## DATA SHOWN
____
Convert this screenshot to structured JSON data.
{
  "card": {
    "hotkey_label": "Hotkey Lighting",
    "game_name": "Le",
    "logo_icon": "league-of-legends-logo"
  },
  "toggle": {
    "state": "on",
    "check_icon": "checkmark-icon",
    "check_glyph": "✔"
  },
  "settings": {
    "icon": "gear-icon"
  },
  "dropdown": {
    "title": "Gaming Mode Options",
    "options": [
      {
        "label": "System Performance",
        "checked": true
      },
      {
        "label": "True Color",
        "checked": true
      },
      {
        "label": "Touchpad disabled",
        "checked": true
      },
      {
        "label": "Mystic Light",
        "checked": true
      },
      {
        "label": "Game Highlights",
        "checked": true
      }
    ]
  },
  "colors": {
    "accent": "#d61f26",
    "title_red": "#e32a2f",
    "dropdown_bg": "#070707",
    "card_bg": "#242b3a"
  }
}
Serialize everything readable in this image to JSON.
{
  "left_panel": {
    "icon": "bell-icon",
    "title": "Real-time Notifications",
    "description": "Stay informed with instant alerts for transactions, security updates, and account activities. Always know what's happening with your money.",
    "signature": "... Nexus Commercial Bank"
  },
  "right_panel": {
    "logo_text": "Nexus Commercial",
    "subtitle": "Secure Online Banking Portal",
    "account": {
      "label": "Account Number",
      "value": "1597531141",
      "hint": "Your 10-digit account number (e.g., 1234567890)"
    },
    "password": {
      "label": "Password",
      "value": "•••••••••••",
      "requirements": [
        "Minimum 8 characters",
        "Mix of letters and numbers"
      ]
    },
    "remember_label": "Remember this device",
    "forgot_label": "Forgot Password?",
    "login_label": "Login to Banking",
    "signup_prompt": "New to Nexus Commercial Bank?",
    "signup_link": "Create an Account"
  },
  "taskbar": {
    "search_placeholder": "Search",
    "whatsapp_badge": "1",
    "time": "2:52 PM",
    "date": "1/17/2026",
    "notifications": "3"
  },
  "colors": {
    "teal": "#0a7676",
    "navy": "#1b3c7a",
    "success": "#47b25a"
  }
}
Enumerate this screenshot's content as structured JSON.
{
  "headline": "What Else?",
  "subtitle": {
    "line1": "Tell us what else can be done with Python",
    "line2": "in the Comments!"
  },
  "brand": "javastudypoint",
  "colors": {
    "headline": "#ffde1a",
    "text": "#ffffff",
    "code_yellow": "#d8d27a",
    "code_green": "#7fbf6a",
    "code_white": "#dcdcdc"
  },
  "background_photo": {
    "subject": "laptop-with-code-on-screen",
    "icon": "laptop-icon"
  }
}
____
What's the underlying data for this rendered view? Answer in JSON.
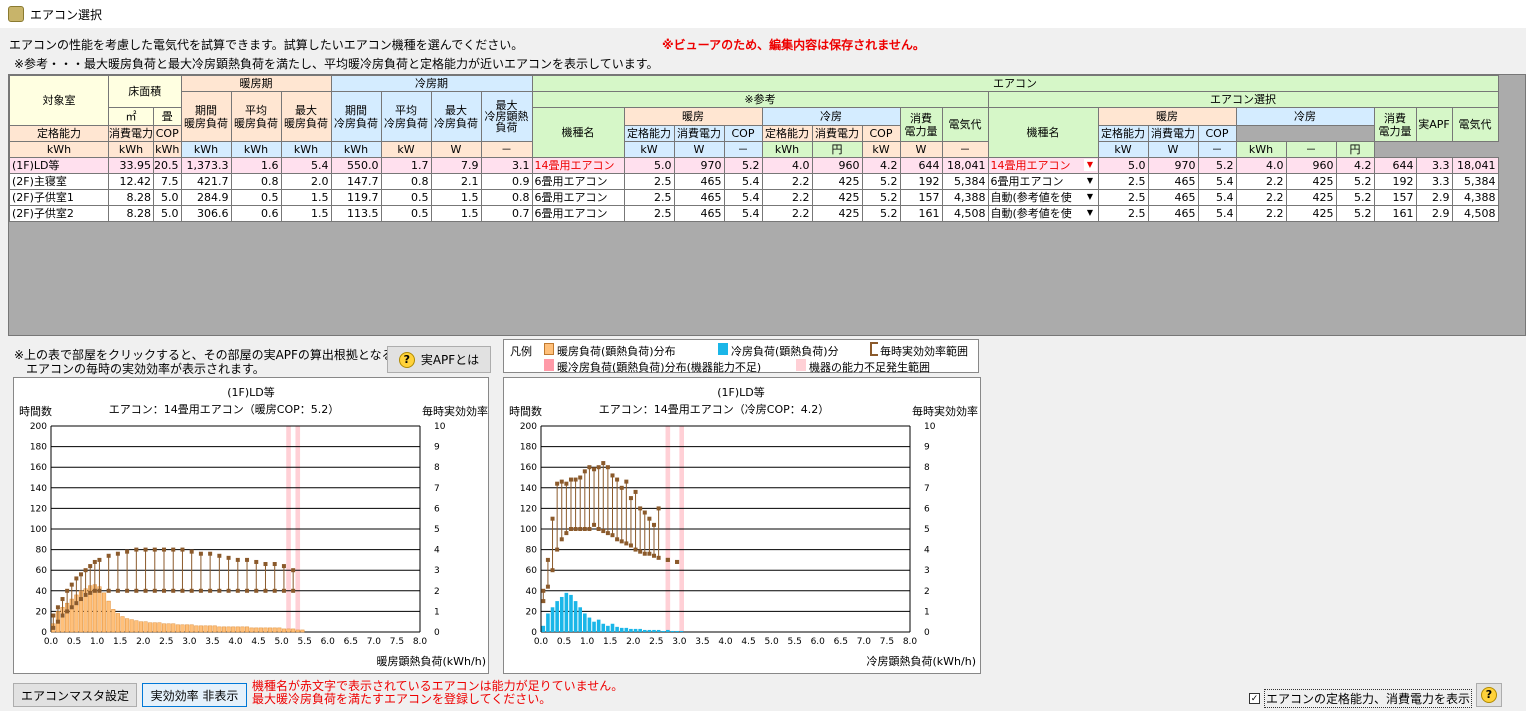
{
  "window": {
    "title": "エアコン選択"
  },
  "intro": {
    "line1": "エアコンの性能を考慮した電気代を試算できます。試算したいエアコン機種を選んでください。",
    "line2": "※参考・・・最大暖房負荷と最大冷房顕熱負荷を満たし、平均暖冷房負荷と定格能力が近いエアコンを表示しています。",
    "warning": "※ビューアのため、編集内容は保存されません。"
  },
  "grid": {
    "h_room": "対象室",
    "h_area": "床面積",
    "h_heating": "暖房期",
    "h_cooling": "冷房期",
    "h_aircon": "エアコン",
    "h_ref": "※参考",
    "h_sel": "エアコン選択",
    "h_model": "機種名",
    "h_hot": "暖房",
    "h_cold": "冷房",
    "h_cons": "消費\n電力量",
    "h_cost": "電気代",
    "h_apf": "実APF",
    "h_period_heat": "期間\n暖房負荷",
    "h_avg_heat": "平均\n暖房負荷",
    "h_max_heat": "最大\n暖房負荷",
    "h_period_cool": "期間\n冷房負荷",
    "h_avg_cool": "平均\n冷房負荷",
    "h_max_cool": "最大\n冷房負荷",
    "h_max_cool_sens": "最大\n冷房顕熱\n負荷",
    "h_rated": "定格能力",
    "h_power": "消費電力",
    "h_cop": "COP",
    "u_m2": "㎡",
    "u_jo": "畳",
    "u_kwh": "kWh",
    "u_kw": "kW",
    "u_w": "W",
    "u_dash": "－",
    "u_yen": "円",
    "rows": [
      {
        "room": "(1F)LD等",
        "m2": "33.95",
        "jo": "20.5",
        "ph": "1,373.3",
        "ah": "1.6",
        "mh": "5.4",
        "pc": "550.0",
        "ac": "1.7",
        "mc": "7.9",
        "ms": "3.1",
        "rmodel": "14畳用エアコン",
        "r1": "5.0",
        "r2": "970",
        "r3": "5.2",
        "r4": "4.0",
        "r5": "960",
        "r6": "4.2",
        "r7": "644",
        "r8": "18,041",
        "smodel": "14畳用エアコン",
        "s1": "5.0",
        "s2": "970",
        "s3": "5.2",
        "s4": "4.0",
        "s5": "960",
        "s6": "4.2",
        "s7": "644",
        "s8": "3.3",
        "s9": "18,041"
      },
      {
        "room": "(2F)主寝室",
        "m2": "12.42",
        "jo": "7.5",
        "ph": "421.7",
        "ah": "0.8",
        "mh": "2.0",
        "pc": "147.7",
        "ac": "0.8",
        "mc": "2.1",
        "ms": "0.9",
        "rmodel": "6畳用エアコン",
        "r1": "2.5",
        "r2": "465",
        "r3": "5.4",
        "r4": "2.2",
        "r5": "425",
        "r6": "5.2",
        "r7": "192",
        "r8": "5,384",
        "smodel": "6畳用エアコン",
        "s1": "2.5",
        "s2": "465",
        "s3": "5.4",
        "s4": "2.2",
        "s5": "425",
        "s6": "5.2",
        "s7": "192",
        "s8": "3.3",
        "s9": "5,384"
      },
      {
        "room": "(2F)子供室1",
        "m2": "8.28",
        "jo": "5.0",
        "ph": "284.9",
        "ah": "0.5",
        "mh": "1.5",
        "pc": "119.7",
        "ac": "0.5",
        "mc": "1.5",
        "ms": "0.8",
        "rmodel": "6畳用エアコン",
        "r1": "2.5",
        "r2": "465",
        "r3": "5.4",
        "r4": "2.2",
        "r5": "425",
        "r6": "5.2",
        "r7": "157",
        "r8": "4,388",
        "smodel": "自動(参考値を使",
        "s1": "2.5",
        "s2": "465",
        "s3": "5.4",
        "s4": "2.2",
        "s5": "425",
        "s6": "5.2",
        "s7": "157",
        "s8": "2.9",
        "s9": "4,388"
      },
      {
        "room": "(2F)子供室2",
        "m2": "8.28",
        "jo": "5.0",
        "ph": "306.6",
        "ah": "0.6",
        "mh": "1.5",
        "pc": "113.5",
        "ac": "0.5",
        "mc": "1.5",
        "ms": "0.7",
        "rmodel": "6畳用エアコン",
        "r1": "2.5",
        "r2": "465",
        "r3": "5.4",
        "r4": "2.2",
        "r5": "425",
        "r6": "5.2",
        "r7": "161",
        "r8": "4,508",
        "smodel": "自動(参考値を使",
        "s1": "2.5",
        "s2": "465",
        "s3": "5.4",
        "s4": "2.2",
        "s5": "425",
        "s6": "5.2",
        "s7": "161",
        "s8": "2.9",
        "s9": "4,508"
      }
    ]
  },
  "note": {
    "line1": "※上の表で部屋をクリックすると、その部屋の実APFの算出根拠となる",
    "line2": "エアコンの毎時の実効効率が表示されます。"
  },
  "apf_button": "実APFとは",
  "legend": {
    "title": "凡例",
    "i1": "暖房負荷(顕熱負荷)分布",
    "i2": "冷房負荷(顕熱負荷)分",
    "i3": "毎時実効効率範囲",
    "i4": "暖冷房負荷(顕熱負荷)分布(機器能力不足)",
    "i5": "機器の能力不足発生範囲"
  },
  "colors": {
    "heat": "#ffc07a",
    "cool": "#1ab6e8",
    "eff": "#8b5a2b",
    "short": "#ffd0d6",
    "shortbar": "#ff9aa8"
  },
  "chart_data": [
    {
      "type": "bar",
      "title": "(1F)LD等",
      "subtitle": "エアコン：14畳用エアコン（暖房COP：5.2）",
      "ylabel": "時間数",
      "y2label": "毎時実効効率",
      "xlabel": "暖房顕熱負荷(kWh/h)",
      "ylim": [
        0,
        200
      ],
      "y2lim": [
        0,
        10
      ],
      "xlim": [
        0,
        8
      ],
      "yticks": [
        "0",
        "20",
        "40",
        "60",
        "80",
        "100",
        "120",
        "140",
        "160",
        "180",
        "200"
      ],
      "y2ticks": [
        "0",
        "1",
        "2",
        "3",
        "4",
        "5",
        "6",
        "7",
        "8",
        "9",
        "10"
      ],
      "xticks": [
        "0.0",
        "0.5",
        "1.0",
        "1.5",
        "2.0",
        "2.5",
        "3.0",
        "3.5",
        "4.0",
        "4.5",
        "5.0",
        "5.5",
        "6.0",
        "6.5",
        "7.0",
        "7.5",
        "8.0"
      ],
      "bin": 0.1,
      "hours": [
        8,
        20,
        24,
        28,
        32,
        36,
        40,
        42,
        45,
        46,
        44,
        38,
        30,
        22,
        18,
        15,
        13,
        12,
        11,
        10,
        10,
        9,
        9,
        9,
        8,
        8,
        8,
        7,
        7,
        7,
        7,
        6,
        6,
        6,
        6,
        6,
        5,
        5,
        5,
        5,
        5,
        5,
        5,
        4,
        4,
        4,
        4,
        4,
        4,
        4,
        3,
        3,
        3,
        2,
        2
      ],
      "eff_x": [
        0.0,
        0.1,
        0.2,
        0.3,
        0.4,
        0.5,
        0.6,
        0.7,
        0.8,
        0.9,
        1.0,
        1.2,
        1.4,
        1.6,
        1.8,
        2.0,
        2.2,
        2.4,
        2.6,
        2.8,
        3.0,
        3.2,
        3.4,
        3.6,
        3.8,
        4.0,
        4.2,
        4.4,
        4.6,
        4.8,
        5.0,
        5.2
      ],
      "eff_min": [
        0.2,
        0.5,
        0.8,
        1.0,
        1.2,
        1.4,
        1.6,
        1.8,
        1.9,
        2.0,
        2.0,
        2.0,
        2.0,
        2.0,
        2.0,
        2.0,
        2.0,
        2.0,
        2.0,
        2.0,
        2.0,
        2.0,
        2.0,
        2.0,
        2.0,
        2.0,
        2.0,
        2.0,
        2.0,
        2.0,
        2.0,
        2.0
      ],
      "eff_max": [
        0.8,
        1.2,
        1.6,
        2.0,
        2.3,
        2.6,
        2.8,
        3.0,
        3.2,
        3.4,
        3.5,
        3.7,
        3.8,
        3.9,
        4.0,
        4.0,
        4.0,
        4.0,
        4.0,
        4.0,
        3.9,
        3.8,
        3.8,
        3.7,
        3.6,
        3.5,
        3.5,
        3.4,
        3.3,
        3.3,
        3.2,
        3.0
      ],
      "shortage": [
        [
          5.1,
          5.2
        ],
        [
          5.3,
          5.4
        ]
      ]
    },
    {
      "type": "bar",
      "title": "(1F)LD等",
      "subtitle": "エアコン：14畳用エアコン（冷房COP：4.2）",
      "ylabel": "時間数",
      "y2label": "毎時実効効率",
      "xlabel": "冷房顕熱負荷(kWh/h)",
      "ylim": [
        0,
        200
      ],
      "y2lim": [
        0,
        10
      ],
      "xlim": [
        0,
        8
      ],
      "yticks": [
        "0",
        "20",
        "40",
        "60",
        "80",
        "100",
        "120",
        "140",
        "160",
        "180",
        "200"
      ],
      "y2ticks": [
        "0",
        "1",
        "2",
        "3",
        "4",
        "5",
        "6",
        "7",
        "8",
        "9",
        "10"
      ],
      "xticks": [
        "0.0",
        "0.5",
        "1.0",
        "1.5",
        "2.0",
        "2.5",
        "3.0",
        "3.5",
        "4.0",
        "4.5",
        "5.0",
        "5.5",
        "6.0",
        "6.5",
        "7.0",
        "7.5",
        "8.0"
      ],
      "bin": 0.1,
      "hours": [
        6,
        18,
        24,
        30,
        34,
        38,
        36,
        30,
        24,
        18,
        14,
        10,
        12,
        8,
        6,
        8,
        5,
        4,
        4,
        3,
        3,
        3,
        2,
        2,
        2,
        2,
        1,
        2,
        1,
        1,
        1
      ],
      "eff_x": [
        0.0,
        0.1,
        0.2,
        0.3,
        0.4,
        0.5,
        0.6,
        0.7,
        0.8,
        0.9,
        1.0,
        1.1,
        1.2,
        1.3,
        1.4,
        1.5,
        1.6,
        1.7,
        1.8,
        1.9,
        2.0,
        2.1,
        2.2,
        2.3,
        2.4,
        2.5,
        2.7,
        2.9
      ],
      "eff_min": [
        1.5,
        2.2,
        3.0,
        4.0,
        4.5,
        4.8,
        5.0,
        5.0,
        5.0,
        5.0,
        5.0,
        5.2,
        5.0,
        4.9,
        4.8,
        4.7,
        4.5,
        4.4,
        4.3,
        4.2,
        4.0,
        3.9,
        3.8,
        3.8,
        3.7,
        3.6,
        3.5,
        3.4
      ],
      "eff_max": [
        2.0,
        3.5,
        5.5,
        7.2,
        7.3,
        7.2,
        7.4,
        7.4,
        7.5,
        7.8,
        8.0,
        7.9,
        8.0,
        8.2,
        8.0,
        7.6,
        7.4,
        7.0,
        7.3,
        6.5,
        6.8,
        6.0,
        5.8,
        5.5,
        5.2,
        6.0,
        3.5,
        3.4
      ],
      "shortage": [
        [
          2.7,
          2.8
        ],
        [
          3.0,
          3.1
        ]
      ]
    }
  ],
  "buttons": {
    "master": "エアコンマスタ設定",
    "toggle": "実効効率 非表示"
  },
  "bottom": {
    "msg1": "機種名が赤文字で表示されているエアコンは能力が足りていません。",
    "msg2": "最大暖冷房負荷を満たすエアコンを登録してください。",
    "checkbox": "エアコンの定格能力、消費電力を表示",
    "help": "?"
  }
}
____
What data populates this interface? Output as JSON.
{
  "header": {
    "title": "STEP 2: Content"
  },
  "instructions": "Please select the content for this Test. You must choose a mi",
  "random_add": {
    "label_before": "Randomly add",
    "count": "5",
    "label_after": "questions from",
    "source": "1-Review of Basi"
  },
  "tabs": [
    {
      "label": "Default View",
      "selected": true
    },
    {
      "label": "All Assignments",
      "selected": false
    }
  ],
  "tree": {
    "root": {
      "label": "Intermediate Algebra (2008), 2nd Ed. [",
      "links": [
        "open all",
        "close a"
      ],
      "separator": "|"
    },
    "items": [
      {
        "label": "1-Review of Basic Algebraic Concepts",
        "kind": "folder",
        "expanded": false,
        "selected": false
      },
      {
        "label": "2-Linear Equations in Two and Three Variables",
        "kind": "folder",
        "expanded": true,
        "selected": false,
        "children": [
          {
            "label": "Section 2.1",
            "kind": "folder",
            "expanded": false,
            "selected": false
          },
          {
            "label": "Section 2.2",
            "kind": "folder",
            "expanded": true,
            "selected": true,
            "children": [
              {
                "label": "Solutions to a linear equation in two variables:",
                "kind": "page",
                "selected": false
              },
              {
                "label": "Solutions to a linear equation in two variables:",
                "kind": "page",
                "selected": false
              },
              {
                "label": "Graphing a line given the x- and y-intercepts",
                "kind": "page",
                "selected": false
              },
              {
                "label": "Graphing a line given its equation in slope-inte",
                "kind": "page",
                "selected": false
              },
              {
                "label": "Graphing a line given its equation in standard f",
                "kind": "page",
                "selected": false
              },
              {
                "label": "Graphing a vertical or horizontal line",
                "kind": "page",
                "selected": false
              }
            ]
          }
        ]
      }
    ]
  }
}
____
## PROBLEM TO SOLVE
Determine how many lines of the listing above include the word "expanded", and report that number only.

## FINAL RESULT
4